-- begin RAW DATA --

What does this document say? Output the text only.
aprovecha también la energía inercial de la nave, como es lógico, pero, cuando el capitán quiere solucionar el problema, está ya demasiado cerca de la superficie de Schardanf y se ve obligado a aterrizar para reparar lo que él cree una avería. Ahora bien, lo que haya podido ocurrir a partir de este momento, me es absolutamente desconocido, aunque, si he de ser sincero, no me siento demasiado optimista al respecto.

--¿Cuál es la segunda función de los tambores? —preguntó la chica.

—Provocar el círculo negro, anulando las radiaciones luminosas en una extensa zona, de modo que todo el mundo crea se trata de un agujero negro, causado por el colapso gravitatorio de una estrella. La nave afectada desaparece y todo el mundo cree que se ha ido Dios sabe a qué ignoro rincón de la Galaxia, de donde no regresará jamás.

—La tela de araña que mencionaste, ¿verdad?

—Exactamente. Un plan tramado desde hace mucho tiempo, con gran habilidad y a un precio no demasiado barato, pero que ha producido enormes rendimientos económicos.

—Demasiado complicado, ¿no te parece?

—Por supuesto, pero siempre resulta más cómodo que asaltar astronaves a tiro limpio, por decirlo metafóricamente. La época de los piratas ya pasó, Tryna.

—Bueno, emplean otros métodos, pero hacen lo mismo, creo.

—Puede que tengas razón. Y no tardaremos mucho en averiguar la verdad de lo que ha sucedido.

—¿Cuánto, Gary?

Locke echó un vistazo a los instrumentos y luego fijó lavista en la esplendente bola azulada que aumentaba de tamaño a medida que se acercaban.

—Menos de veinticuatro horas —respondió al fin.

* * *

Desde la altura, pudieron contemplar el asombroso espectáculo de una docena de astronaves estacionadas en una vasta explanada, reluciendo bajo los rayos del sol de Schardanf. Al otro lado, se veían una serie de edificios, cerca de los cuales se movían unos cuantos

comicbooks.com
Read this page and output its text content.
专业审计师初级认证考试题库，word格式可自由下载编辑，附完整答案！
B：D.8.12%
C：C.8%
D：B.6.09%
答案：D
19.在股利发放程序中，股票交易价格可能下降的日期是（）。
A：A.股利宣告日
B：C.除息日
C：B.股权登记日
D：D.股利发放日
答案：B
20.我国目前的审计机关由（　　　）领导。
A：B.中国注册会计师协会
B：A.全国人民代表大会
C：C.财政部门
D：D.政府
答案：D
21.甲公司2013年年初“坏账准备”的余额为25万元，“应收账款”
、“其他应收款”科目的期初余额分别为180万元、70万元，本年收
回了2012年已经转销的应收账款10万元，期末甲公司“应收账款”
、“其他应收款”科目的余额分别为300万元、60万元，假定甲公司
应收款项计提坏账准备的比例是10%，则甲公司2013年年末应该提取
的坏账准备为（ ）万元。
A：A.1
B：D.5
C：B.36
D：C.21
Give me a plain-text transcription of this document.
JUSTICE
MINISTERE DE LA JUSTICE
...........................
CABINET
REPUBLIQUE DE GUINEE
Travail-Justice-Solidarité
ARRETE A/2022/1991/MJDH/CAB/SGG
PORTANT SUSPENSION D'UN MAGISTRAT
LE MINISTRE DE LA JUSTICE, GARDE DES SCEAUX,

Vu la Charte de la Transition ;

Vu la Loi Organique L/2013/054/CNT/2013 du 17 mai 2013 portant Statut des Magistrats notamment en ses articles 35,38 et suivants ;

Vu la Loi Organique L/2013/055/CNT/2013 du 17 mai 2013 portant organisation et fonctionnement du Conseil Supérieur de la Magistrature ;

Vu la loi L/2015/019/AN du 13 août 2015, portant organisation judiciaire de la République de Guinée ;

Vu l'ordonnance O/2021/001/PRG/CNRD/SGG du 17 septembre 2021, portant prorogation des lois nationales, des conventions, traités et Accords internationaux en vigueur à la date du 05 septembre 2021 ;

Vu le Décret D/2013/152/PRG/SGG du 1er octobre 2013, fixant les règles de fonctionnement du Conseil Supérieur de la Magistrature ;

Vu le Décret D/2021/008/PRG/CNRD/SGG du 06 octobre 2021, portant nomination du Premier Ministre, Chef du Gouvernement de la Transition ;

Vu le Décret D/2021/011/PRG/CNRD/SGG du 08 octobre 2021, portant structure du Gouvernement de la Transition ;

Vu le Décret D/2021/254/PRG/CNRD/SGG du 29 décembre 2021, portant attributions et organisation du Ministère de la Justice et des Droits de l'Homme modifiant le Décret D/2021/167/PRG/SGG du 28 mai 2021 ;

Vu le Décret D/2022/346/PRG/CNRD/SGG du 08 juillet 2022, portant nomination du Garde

-- end RAW DATA --

## GOAL OF THE EXERCISE
Return the whole listing exactly.

## WRITTEN ANSWER
What does this document say? Output the text only.
aprovecha también la energía inercial de la nave, como es lógico, pero, cuando el capitán quiere solucionar el problema, está ya demasiado cerca de la superficie de Schardanf y se ve obligado a aterrizar para reparar lo que él cree una avería. Ahora bien, lo que haya podido ocurrir a partir de este momento, me es absolutamente desconocido, aunque, si he de ser sincero, no me siento demasiado optimista al respecto.

--¿Cuál es la segunda función de los tambores? —preguntó la chica.

—Provocar el círculo negro, anulando las radiaciones luminosas en una extensa zona, de modo que todo el mundo crea se trata de un agujero negro, causado por el colapso gravitatorio de una estrella. La nave afectada desaparece y todo el mundo cree que se ha ido Dios sabe a qué ignoro rincón de la Galaxia, de donde no regresará jamás.

—La tela de araña que mencionaste, ¿verdad?

—Exactamente. Un plan tramado desde hace mucho tiempo, con gran habilidad y a un precio no demasiado barato, pero que ha producido enormes rendimientos económicos.

—Demasiado complicado, ¿no te parece?

—Por supuesto, pero siempre resulta más cómodo que asaltar astronaves a tiro limpio, por decirlo metafóricamente. La época de los piratas ya pasó, Tryna.

—Bueno, emplean otros métodos, pero hacen lo mismo, creo.

—Puede que tengas razón. Y no tardaremos mucho en averiguar la verdad de lo que ha sucedido.

—¿Cuánto, Gary?

Locke echó un vistazo a los instrumentos y luego fijó lavista en la esplendente bola azulada que aumentaba de tamaño a medida que se acercaban.

—Menos de veinticuatro horas —respondió al fin.

* * *

Desde la altura, pudieron contemplar el asombroso espectáculo de una docena de astronaves estacionadas en una vasta explanada, reluciendo bajo los rayos del sol de Schardanf. Al otro lado, se veían una serie de edificios, cerca de los cuales se movían unos cuantos

comicbooks.com
Read this page and output its text content.
专业审计师初级认证考试题库，word格式可自由下载编辑，附完整答案！
B：D.8.12%
C：C.8%
D：B.6.09%
答案：D
19.在股利发放程序中，股票交易价格可能下降的日期是（）。
A：A.股利宣告日
B：C.除息日
C：B.股权登记日
D：D.股利发放日
答案：B
20.我国目前的审计机关由（　　　）领导。
A：B.中国注册会计师协会
B：A.全国人民代表大会
C：C.财政部门
D：D.政府
答案：D
21.甲公司2013年年初“坏账准备”的余额为25万元，“应收账款”
、“其他应收款”科目的期初余额分别为180万元、70万元，本年收
回了2012年已经转销的应收账款10万元，期末甲公司“应收账款”
、“其他应收款”科目的余额分别为300万元、60万元，假定甲公司
应收款项计提坏账准备的比例是10%，则甲公司2013年年末应该提取
的坏账准备为（ ）万元。
A：A.1
B：D.5
C：B.36
D：C.21
Give me a plain-text transcription of this document.
JUSTICE
MINISTERE DE LA JUSTICE
...........................
CABINET
REPUBLIQUE DE GUINEE
Travail-Justice-Solidarité
ARRETE A/2022/1991/MJDH/CAB/SGG
PORTANT SUSPENSION D'UN MAGISTRAT
LE MINISTRE DE LA JUSTICE, GARDE DES SCEAUX,

Vu la Charte de la Transition ;

Vu la Loi Organique L/2013/054/CNT/2013 du 17 mai 2013 portant Statut des Magistrats notamment en ses articles 35,38 et suivants ;

Vu la Loi Organique L/2013/055/CNT/2013 du 17 mai 2013 portant organisation et fonctionnement du Conseil Supérieur de la Magistrature ;

Vu la loi L/2015/019/AN du 13 août 2015, portant organisation judiciaire de la République de Guinée ;

Vu l'ordonnance O/2021/001/PRG/CNRD/SGG du 17 septembre 2021, portant prorogation des lois nationales, des conventions, traités et Accords internationaux en vigueur à la date du 05 septembre 2021 ;

Vu le Décret D/2013/152/PRG/SGG du 1er octobre 2013, fixant les règles de fonctionnement du Conseil Supérieur de la Magistrature ;

Vu le Décret D/2021/008/PRG/CNRD/SGG du 06 octobre 2021, portant nomination du Premier Ministre, Chef du Gouvernement de la Transition ;

Vu le Décret D/2021/011/PRG/CNRD/SGG du 08 octobre 2021, portant structure du Gouvernement de la Transition ;

Vu le Décret D/2021/254/PRG/CNRD/SGG du 29 décembre 2021, portant attributions et organisation du Ministère de la Justice et des Droits de l'Homme modifiant le Décret D/2021/167/PRG/SGG du 28 mai 2021 ;

Vu le Décret D/2022/346/PRG/CNRD/SGG du 08 juillet 2022, portant nomination du Garde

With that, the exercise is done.